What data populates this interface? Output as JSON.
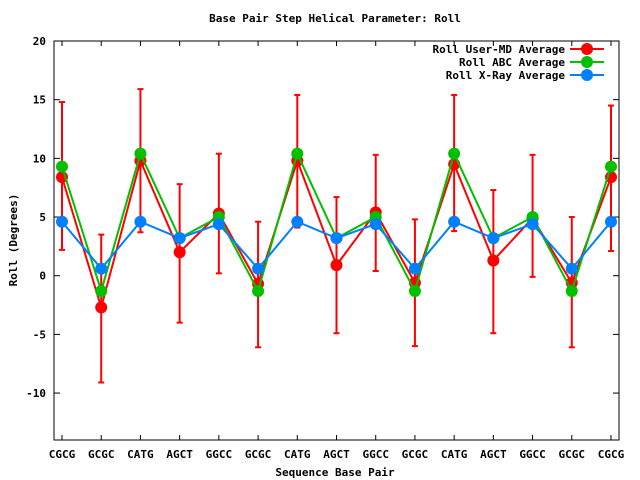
{
  "chart_data": {
    "type": "line",
    "title": "Base Pair Step Helical Parameter: Roll",
    "xlabel": "Sequence Base Pair",
    "ylabel": "Roll (Degrees)",
    "ylim": [
      -14,
      20
    ],
    "yticks": [
      20,
      15,
      10,
      5,
      0,
      -5,
      -10
    ],
    "ytick_labels": [
      "20",
      "15",
      "10",
      "5",
      "0",
      "-5",
      "-10"
    ],
    "categories": [
      "CGCG",
      "GCGC",
      "CATG",
      "AGCT",
      "GGCC",
      "GCGC",
      "CATG",
      "AGCT",
      "GGCC",
      "GCGC",
      "CATG",
      "AGCT",
      "GGCC",
      "GCGC",
      "CGCG"
    ],
    "grid": false,
    "legend_position": "top-right",
    "series": [
      {
        "name": "Roll User-MD Average",
        "color": "#ff0000",
        "values": [
          8.4,
          -2.7,
          9.8,
          2.0,
          5.3,
          -0.7,
          9.8,
          0.9,
          5.4,
          -0.6,
          9.5,
          1.3,
          4.9,
          -0.6,
          8.4
        ],
        "error_low": [
          2.2,
          -9.1,
          3.7,
          -4.0,
          0.2,
          -6.1,
          4.1,
          -4.9,
          0.4,
          -6.0,
          3.8,
          -4.9,
          -0.1,
          -6.1,
          2.1
        ],
        "error_high": [
          14.8,
          3.5,
          15.9,
          7.8,
          10.4,
          4.6,
          15.4,
          6.7,
          10.3,
          4.8,
          15.4,
          7.3,
          10.3,
          5.0,
          14.5
        ]
      },
      {
        "name": "Roll ABC Average",
        "color": "#00c000",
        "values": [
          9.3,
          -1.3,
          10.4,
          3.2,
          5.0,
          -1.3,
          10.4,
          3.2,
          5.0,
          -1.3,
          10.4,
          3.2,
          5.0,
          -1.3,
          9.3
        ]
      },
      {
        "name": "Roll X-Ray Average",
        "color": "#0080ff",
        "values": [
          4.6,
          0.6,
          4.6,
          3.2,
          4.4,
          0.6,
          4.6,
          3.2,
          4.4,
          0.6,
          4.6,
          3.2,
          4.4,
          0.6,
          4.6
        ]
      }
    ]
  }
}
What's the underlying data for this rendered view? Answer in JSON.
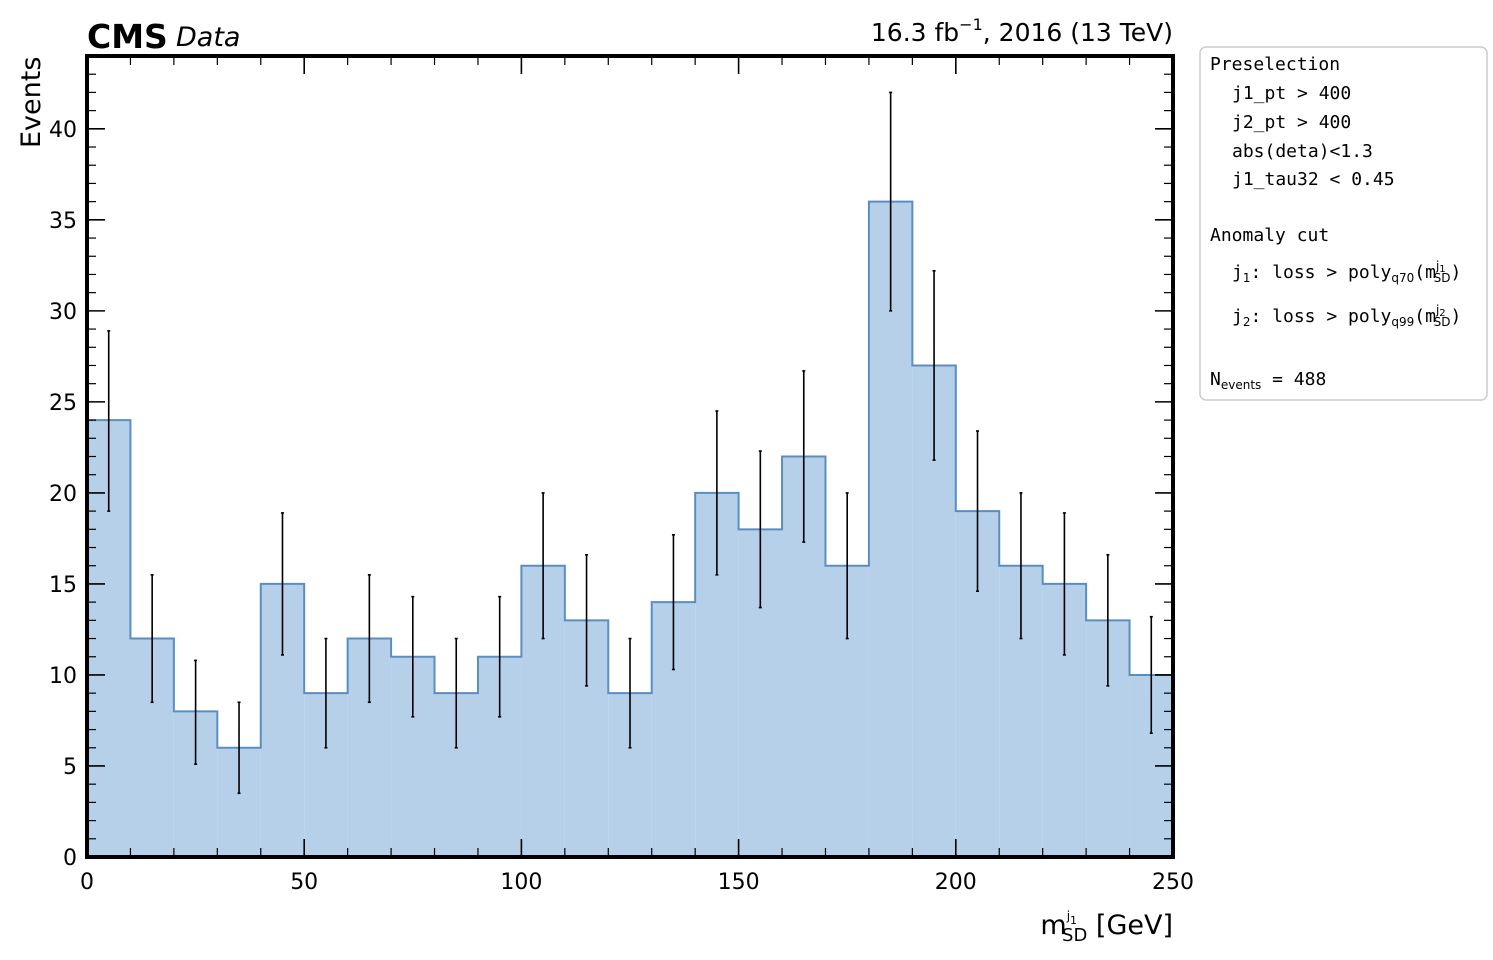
{
  "header": {
    "experiment": "CMS",
    "status": "Data",
    "lumi_value": "16.3 fb",
    "lumi_exp": "−1",
    "lumi_rest": ", 2016 (13 TeV)"
  },
  "legend": {
    "preselection_title": "Preselection",
    "preselection_cuts": [
      "j1_pt > 400",
      "j2_pt > 400",
      "abs(deta)<1.3",
      "j1_tau32 < 0.45"
    ],
    "anomaly_title": "Anomaly cut",
    "anomaly_j1": {
      "jet": "j",
      "jet_sub": "1",
      "text": ": loss > poly",
      "q_sub": "q70",
      "m_open": "(m",
      "m_sup": "j",
      "m_sup_sub": "1",
      "m_sub": "SD",
      "close": ")"
    },
    "anomaly_j2": {
      "jet": "j",
      "jet_sub": "2",
      "text": ": loss > poly",
      "q_sub": "q99",
      "m_open": "(m",
      "m_sup": "j",
      "m_sup_sub": "2",
      "m_sub": "SD",
      "close": ")"
    },
    "nevents_label": "N",
    "nevents_sub": "events",
    "nevents_value": " = 488"
  },
  "colors": {
    "fill": "#b6d0ea",
    "edge": "#5a8ec0",
    "errorbar": "#000000",
    "frame": "#000000"
  },
  "chart_data": {
    "type": "histogram",
    "xlabel_main": "m",
    "xlabel_sup": "j",
    "xlabel_sup_sub": "1",
    "xlabel_sub": "SD",
    "xlabel_unit": " [GeV]",
    "ylabel": "Events",
    "xlim": [
      0,
      250
    ],
    "ylim": [
      0,
      44
    ],
    "x_ticks": [
      0,
      50,
      100,
      150,
      200,
      250
    ],
    "y_ticks": [
      0,
      5,
      10,
      15,
      20,
      25,
      30,
      35,
      40
    ],
    "bin_edges": [
      0,
      10,
      20,
      30,
      40,
      50,
      60,
      70,
      80,
      90,
      100,
      110,
      120,
      130,
      140,
      150,
      160,
      170,
      180,
      190,
      200,
      210,
      220,
      230,
      240,
      250
    ],
    "values": [
      24,
      12,
      8,
      6,
      15,
      9,
      12,
      11,
      9,
      11,
      16,
      13,
      9,
      14,
      20,
      18,
      22,
      16,
      36,
      27,
      19,
      16,
      15,
      13,
      10
    ],
    "err_low": [
      5.0,
      3.5,
      2.9,
      2.5,
      3.9,
      3.0,
      3.5,
      3.3,
      3.0,
      3.3,
      4.0,
      3.6,
      3.0,
      3.7,
      4.5,
      4.3,
      4.7,
      4.0,
      6.0,
      5.2,
      4.4,
      4.0,
      3.9,
      3.6,
      3.2
    ],
    "err_high": [
      4.9,
      3.5,
      2.8,
      2.5,
      3.9,
      3.0,
      3.5,
      3.3,
      3.0,
      3.3,
      4.0,
      3.6,
      3.0,
      3.7,
      4.5,
      4.3,
      4.7,
      4.0,
      6.0,
      5.2,
      4.4,
      4.0,
      3.9,
      3.6,
      3.2
    ]
  }
}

■ ■ ■ ■ ■ ■ ■

**GIVEN TASK:** Display every line of the listing that contains the string "What".

**THE COMPLETED TASK:**
What data populates this interface? Output as JSON.
What's the underlying data for this rendered view? Answer in JSON.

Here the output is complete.